RECORDS FOR THIS EXERCISE -
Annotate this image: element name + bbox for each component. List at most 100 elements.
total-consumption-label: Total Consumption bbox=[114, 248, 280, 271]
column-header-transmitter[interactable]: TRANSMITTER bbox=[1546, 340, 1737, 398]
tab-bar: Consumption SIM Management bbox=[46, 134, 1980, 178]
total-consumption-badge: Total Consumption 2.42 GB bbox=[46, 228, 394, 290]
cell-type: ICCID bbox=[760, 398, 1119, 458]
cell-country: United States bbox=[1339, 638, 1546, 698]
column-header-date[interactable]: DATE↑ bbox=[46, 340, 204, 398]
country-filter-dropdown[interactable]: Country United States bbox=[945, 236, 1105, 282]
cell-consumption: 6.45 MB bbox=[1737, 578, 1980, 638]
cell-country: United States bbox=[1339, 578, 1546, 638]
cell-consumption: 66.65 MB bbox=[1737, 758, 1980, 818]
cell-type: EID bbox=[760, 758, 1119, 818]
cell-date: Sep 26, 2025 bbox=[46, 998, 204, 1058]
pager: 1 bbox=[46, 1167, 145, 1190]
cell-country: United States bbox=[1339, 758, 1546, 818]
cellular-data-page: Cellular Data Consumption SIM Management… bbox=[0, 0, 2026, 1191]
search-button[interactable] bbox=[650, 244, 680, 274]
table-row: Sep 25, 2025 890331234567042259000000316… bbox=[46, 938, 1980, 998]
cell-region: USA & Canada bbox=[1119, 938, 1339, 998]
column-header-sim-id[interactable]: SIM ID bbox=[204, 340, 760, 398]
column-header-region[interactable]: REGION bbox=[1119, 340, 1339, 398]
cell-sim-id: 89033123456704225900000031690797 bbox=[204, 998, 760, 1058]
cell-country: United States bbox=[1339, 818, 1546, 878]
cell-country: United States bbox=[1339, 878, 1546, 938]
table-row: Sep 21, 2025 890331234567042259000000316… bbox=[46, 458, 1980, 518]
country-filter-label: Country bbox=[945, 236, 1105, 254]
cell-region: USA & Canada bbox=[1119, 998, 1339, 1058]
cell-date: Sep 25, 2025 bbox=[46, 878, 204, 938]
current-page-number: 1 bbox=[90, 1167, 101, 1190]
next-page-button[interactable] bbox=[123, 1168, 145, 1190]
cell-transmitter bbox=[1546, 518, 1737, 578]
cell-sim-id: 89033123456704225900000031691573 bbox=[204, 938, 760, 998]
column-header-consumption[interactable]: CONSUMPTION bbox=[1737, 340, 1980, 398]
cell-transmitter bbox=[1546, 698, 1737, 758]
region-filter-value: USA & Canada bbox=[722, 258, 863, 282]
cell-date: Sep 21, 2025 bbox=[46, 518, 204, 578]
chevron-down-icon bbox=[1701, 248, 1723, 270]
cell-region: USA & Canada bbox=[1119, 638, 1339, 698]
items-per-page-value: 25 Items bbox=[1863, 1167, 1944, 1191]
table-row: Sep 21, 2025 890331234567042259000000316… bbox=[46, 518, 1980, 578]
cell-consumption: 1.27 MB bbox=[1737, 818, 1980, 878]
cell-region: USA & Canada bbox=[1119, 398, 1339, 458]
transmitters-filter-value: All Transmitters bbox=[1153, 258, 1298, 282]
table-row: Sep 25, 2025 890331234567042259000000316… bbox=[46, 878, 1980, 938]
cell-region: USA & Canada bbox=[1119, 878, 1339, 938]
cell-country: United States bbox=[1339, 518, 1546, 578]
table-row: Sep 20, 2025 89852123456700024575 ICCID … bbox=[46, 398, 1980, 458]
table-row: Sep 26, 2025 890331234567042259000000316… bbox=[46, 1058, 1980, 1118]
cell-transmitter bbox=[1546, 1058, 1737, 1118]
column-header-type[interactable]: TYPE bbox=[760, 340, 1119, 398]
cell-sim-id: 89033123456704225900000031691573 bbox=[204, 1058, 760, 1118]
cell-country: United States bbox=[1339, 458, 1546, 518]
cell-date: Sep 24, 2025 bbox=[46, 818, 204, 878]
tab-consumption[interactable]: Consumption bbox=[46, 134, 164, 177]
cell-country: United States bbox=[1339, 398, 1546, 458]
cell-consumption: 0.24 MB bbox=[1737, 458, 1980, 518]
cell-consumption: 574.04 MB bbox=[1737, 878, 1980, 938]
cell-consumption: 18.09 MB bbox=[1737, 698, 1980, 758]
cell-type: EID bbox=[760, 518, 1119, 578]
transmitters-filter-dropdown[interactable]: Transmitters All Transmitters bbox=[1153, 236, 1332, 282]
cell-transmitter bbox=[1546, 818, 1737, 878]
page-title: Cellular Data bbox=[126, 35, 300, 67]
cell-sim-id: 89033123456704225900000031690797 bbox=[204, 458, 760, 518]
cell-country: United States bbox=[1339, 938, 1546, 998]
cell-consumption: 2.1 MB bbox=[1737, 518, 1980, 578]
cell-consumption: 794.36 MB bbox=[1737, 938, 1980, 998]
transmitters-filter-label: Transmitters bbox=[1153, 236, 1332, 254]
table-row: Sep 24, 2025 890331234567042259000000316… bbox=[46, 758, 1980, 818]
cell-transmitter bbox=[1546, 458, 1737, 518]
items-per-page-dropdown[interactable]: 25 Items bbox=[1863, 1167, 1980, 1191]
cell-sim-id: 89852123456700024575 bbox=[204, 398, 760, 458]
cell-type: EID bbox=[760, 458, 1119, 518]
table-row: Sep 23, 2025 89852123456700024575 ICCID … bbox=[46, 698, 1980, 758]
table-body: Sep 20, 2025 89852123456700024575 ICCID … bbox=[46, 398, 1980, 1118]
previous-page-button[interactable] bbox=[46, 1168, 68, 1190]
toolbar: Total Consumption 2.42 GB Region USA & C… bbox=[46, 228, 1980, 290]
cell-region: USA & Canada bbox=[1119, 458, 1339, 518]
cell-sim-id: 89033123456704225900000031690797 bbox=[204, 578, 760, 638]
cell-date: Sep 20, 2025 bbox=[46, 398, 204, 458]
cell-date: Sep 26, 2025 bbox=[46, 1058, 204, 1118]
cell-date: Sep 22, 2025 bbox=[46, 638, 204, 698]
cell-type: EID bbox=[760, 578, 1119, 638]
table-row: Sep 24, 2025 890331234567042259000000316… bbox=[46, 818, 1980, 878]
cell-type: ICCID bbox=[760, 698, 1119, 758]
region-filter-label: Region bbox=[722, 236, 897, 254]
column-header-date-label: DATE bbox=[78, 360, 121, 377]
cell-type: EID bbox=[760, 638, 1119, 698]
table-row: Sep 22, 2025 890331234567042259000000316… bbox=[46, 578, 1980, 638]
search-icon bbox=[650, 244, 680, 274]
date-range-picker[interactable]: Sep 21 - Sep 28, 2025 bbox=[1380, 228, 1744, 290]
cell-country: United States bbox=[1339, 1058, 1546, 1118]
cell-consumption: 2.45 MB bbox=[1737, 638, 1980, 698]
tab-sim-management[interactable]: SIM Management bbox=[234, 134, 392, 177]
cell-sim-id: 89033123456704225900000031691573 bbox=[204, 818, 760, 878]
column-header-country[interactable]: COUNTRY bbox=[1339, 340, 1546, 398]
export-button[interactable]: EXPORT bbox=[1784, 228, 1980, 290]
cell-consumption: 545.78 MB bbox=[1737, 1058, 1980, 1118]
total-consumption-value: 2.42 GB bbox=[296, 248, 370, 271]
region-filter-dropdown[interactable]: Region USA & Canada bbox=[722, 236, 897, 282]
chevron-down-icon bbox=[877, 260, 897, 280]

AIM OF THE TASK - Collect every line in the items above that contains the string "search", treating uppercase and lowercase letters as distinct.

TASK RESULT -
search-button[interactable] bbox=[650, 244, 680, 274]
search-icon bbox=[650, 244, 680, 274]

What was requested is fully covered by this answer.